> [SUPPLIED DATA]:
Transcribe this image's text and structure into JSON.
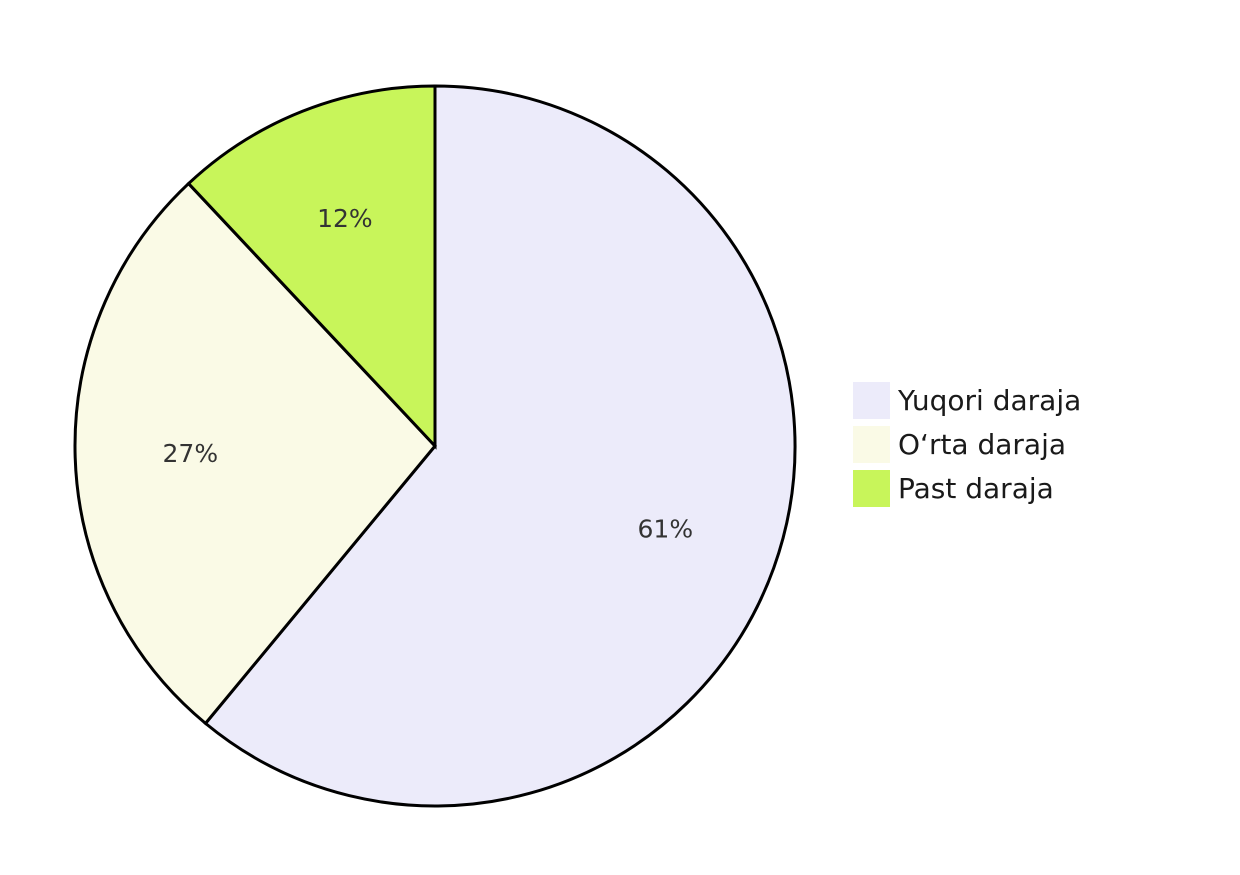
{
  "chart_data": {
    "type": "pie",
    "title": "",
    "start_angle_deg": 0,
    "direction": "clockwise",
    "slices": [
      {
        "label": "Yuqori daraja",
        "value": 61,
        "display": "61%",
        "color": "#ecebfa"
      },
      {
        "label": "O‘rta daraja",
        "value": 27,
        "display": "27%",
        "color": "#fafae6"
      },
      {
        "label": "Past daraja",
        "value": 12,
        "display": "12%",
        "color": "#c8f55a"
      }
    ],
    "legend": {
      "position": "right"
    }
  }
}
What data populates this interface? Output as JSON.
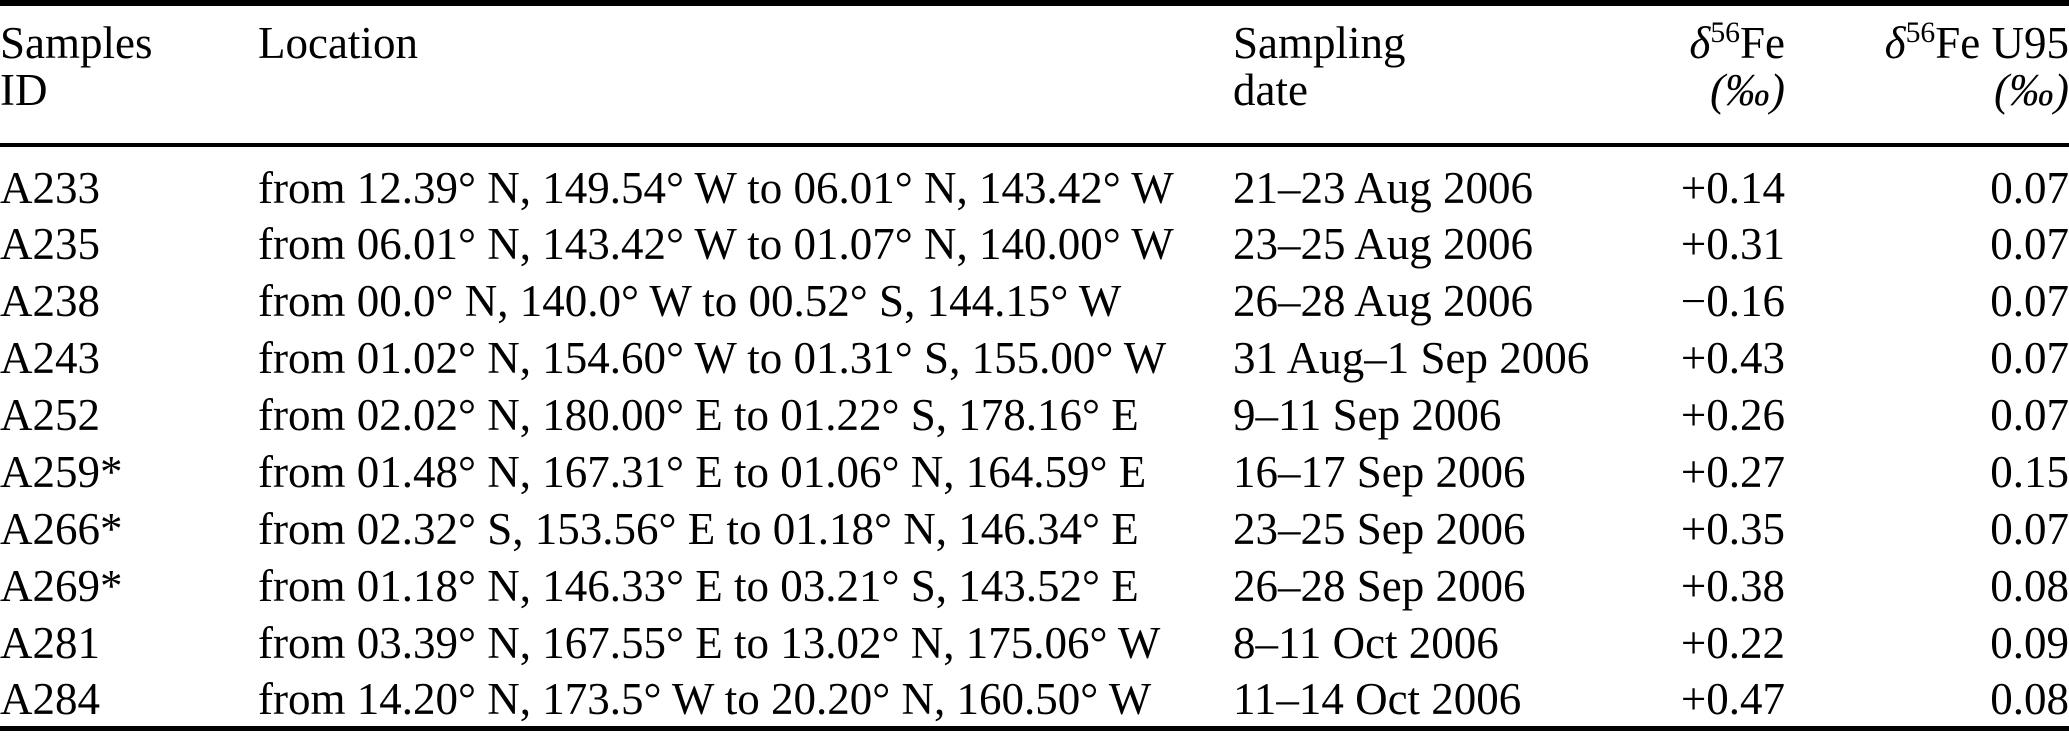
{
  "table": {
    "columns": [
      {
        "line1": "Samples",
        "line2": "ID"
      },
      {
        "line1": "Location",
        "line2": ""
      },
      {
        "line1": "Sampling",
        "line2": "date"
      },
      {
        "delta": "δ",
        "sup": "56",
        "rest": "Fe",
        "unit": "(‰)"
      },
      {
        "delta": "δ",
        "sup": "56",
        "rest": "Fe U95",
        "unit": "(‰)"
      }
    ],
    "rows": [
      {
        "id": "A233",
        "location": "from 12.39° N, 149.54° W to 06.01° N, 143.42° W",
        "date": "21–23 Aug 2006",
        "d56fe": "+0.14",
        "u95": "0.07"
      },
      {
        "id": "A235",
        "location": "from 06.01° N, 143.42° W to 01.07° N, 140.00° W",
        "date": "23–25 Aug 2006",
        "d56fe": "+0.31",
        "u95": "0.07"
      },
      {
        "id": "A238",
        "location": "from 00.0° N, 140.0° W to 00.52° S, 144.15° W",
        "date": "26–28 Aug 2006",
        "d56fe": "−0.16",
        "u95": "0.07"
      },
      {
        "id": "A243",
        "location": "from 01.02° N, 154.60° W to 01.31° S, 155.00° W",
        "date": "31 Aug–1 Sep 2006",
        "d56fe": "+0.43",
        "u95": "0.07"
      },
      {
        "id": "A252",
        "location": "from 02.02° N, 180.00° E to 01.22° S, 178.16° E",
        "date": "9–11 Sep 2006",
        "d56fe": "+0.26",
        "u95": "0.07"
      },
      {
        "id": "A259*",
        "location": "from 01.48° N, 167.31° E to 01.06° N, 164.59° E",
        "date": "16–17 Sep 2006",
        "d56fe": "+0.27",
        "u95": "0.15"
      },
      {
        "id": "A266*",
        "location": "from 02.32° S, 153.56° E to 01.18° N, 146.34° E",
        "date": "23–25 Sep 2006",
        "d56fe": "+0.35",
        "u95": "0.07"
      },
      {
        "id": "A269*",
        "location": "from 01.18° N, 146.33° E to 03.21° S, 143.52° E",
        "date": "26–28 Sep 2006",
        "d56fe": "+0.38",
        "u95": "0.08"
      },
      {
        "id": "A281",
        "location": "from 03.39° N, 167.55° E to 13.02° N, 175.06° W",
        "date": "8–11 Oct 2006",
        "d56fe": "+0.22",
        "u95": "0.09"
      },
      {
        "id": "A284",
        "location": "from 14.20° N, 173.5° W to 20.20° N, 160.50° W",
        "date": "11–14 Oct 2006",
        "d56fe": "+0.47",
        "u95": "0.08"
      }
    ]
  }
}
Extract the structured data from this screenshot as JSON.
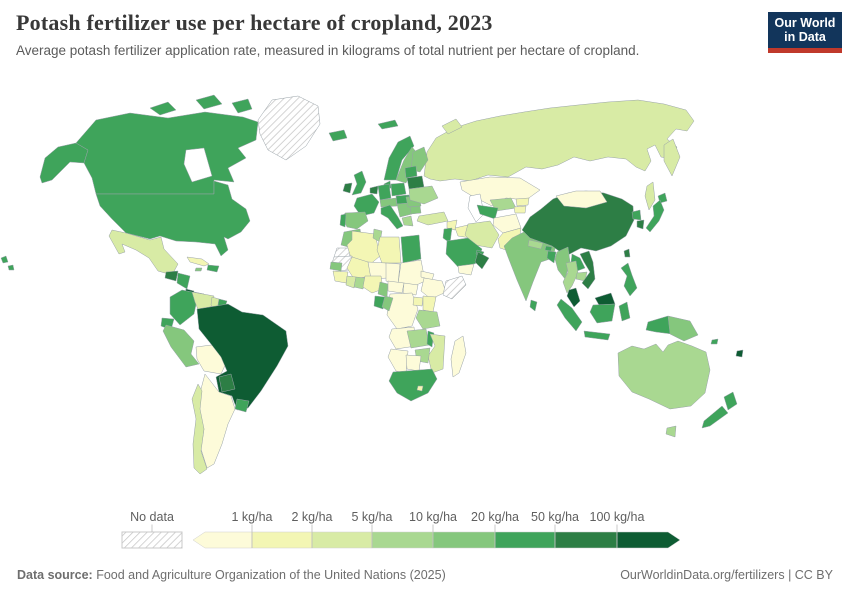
{
  "header": {
    "title": "Potash fertilizer use per hectare of cropland, 2023",
    "subtitle": "Average potash fertilizer application rate, measured in kilograms of total nutrient per hectare of cropland.",
    "logo": {
      "line1": "Our World",
      "line2": "in Data",
      "bg_color": "#12355b",
      "accent_color": "#c0392b"
    }
  },
  "legend": {
    "no_data_label": "No data",
    "tick_labels": [
      "1 kg/ha",
      "2 kg/ha",
      "5 kg/ha",
      "10 kg/ha",
      "20 kg/ha",
      "50 kg/ha",
      "100 kg/ha"
    ]
  },
  "footer": {
    "source_label": "Data source:",
    "source_text": "Food and Agriculture Organization of the United Nations (2025)",
    "right_text": "OurWorldinData.org/fertilizers | CC BY"
  },
  "chart_data": {
    "type": "heatmap",
    "subtype": "choropleth-world-map",
    "title": "Potash fertilizer use per hectare of cropland, 2023",
    "unit": "kg/ha",
    "year": 2023,
    "legend_position": "bottom",
    "bins": [
      {
        "range": "<1",
        "color": "#fdfbd9"
      },
      {
        "range": "1-2",
        "color": "#f3f6b4"
      },
      {
        "range": "2-5",
        "color": "#d8eba5"
      },
      {
        "range": "5-10",
        "color": "#a9d891"
      },
      {
        "range": "10-20",
        "color": "#85c77d"
      },
      {
        "range": "20-50",
        "color": "#3fa45b"
      },
      {
        "range": "50-100",
        "color": "#2d7e45"
      },
      {
        "range": ">100",
        "color": "#0e5c33"
      }
    ],
    "no_data_style": "diagonal-hatch",
    "countries": {
      "United States": "20-50",
      "Canada": "20-50",
      "Greenland": "No data",
      "Mexico": "2-5",
      "Guatemala": "50-100",
      "Honduras": "20-50",
      "Costa Rica": ">100",
      "Panama": "20-50",
      "Cuba": "1-2",
      "Dominican Republic": "20-50",
      "Jamaica": "10-20",
      "Colombia": "20-50",
      "Venezuela": "2-5",
      "Guyana": "2-5",
      "Suriname": "20-50",
      "Ecuador": "20-50",
      "Peru": "10-20",
      "Bolivia": "<1",
      "Brazil": ">100",
      "Paraguay": "50-100",
      "Uruguay": "20-50",
      "Argentina": "<1",
      "Chile": "2-5",
      "Iceland": "20-50",
      "Ireland": "50-100",
      "United Kingdom": "20-50",
      "Norway": "20-50",
      "Sweden": "10-20",
      "Finland": "10-20",
      "Denmark": "20-50",
      "Germany": "20-50",
      "Netherlands": "50-100",
      "France": "20-50",
      "Spain": "10-20",
      "Portugal": "20-50",
      "Italy": "20-50",
      "Poland": "20-50",
      "Czechia": "10-20",
      "Hungary": "20-50",
      "Serbia": "10-20",
      "Greece": "5-10",
      "Bulgaria": "10-20",
      "Romania": "10-20",
      "Baltic states": "20-50",
      "Belarus": "50-100",
      "Ukraine": "5-10",
      "Russia": "2-5",
      "Turkey": "2-5",
      "Syria": "1-2",
      "Iraq": "1-2",
      "Israel": "20-50",
      "Iran": "2-5",
      "Saudi Arabia": "20-50",
      "Oman": "50-100",
      "Yemen": "<1",
      "United Arab Emirates": "20-50",
      "Kazakhstan": "<1",
      "Uzbekistan": "5-10",
      "Turkmenistan": "20-50",
      "Kyrgyzstan": "1-2",
      "Tajikistan": "1-2",
      "Afghanistan": "<1",
      "Pakistan": "1-2",
      "India": "10-20",
      "Nepal": "5-10",
      "Bhutan": "20-50",
      "Bangladesh": "20-50",
      "Sri Lanka": "20-50",
      "China": "50-100",
      "Mongolia": "<1",
      "North Korea": "20-50",
      "South Korea": "50-100",
      "Japan": "20-50",
      "Taiwan": "50-100",
      "Myanmar": "10-20",
      "Thailand": "5-10",
      "Laos": "20-50",
      "Cambodia": "5-10",
      "Vietnam": "50-100",
      "Malaysia": ">100",
      "Indonesia": "20-50",
      "Philippines": "20-50",
      "Papua New Guinea": "10-20",
      "Australia": "5-10",
      "New Zealand": "20-50",
      "Fiji": ">100",
      "Solomon Islands": "20-50",
      "Morocco": "10-20",
      "Western Sahara": "No data",
      "Algeria": "1-2",
      "Tunisia": "5-10",
      "Libya": "1-2",
      "Egypt": "20-50",
      "Mauritania": "No data",
      "Mali": "1-2",
      "Niger": "<1",
      "Chad": "<1",
      "Sudan": "<1",
      "South Sudan": "<1",
      "Eritrea": "<1",
      "Ethiopia": "<1",
      "Somalia": "No data",
      "Senegal": "10-20",
      "Guinea": "1-2",
      "Ivory Coast": "2-5",
      "Ghana": "5-10",
      "Nigeria": "1-2",
      "Cameroon": "10-20",
      "Central African Republic": "<1",
      "Gabon": "20-50",
      "Republic of the Congo": "10-20",
      "Democratic Republic of the Congo": "<1",
      "Uganda": "1-2",
      "Kenya": "1-2",
      "Tanzania": "5-10",
      "Angola": "<1",
      "Zambia": "5-10",
      "Malawi": "20-50",
      "Mozambique": "2-5",
      "Zimbabwe": "5-10",
      "Namibia": "<1",
      "Botswana": "<1",
      "South Africa": "20-50",
      "Lesotho": "1-2",
      "Madagascar": "<1"
    }
  }
}
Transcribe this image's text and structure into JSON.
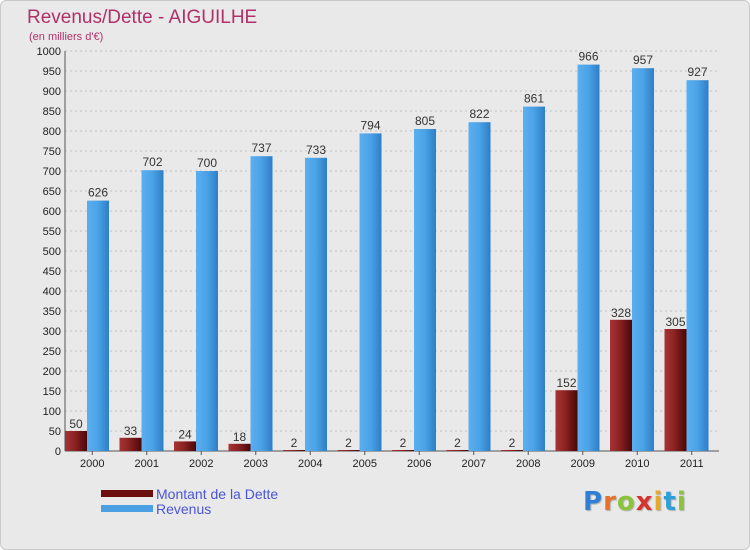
{
  "title": "Revenus/Dette - AIGUILHE",
  "subtitle": "(en milliers d'€)",
  "logo": {
    "letters": [
      "P",
      "r",
      "o",
      "x",
      "i",
      "t",
      "i"
    ],
    "colors": [
      "#2f7fd6",
      "#e8702a",
      "#8bc43c",
      "#d8342e",
      "#e8a92a",
      "#2f9fd6",
      "#8bc43c"
    ]
  },
  "colors": {
    "dette": "#7a1b1b",
    "revenus": "#4aa0e3",
    "title": "#b0306a",
    "legend_text": "#4a55d8"
  },
  "legend": [
    {
      "label": "Montant de la Dette",
      "color": "#6b0f0f"
    },
    {
      "label": "Revenus",
      "color": "#4aa0e3"
    }
  ],
  "chart_data": {
    "type": "bar",
    "title": "Revenus/Dette - AIGUILHE",
    "subtitle": "(en milliers d'€)",
    "categories": [
      "2000",
      "2001",
      "2002",
      "2003",
      "2004",
      "2005",
      "2006",
      "2007",
      "2008",
      "2009",
      "2010",
      "2011"
    ],
    "series": [
      {
        "name": "Montant de la Dette",
        "values": [
          50,
          33,
          24,
          18,
          2,
          2,
          2,
          2,
          2,
          152,
          328,
          305
        ]
      },
      {
        "name": "Revenus",
        "values": [
          626,
          702,
          700,
          737,
          733,
          794,
          805,
          822,
          861,
          966,
          957,
          927
        ]
      }
    ],
    "ylim": [
      0,
      1000
    ],
    "yticks": [
      0,
      50,
      100,
      150,
      200,
      250,
      300,
      350,
      400,
      450,
      500,
      550,
      600,
      650,
      700,
      750,
      800,
      850,
      900,
      950,
      1000
    ],
    "grid": true,
    "legend_position": "bottom-left"
  }
}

> [WORK INSTRUCTIONS]:
Go through the preceding material and copy each line that has the word "milliers".

> [PROBLEM SOLUTION]:
  "subtitle": "(en milliers d'€)",
    "subtitle": "(en milliers d'€)",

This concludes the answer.